• _Data for the task_
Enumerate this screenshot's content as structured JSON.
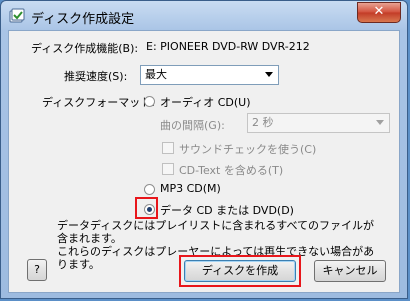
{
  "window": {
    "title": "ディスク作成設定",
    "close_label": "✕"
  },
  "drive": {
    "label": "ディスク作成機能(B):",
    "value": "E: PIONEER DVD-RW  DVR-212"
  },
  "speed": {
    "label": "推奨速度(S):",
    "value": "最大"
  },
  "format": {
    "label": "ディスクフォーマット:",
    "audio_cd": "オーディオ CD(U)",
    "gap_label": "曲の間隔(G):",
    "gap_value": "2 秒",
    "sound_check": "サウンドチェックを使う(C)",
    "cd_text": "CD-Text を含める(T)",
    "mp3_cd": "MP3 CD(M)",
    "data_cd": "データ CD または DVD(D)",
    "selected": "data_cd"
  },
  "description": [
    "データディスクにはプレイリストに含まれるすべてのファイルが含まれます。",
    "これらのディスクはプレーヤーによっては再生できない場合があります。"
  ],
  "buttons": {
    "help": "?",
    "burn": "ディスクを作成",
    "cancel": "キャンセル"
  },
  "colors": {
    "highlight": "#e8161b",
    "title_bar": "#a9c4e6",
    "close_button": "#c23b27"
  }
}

• _Task directions_
Print out the material word for word, omitting the pictures.

• _Task result_
Enumerate this screenshot's content as structured JSON.
{
  "window": {
    "title": "ディスク作成設定",
    "close_label": "✕"
  },
  "drive": {
    "label": "ディスク作成機能(B):",
    "value": "E: PIONEER DVD-RW  DVR-212"
  },
  "speed": {
    "label": "推奨速度(S):",
    "value": "最大"
  },
  "format": {
    "label": "ディスクフォーマット:",
    "audio_cd": "オーディオ CD(U)",
    "gap_label": "曲の間隔(G):",
    "gap_value": "2 秒",
    "sound_check": "サウンドチェックを使う(C)",
    "cd_text": "CD-Text を含める(T)",
    "mp3_cd": "MP3 CD(M)",
    "data_cd": "データ CD または DVD(D)",
    "selected": "data_cd"
  },
  "description": [
    "データディスクにはプレイリストに含まれるすべてのファイルが含まれます。",
    "これらのディスクはプレーヤーによっては再生できない場合があります。"
  ],
  "buttons": {
    "help": "?",
    "burn": "ディスクを作成",
    "cancel": "キャンセル"
  },
  "colors": {
    "highlight": "#e8161b",
    "title_bar": "#a9c4e6",
    "close_button": "#c23b27"
  }
}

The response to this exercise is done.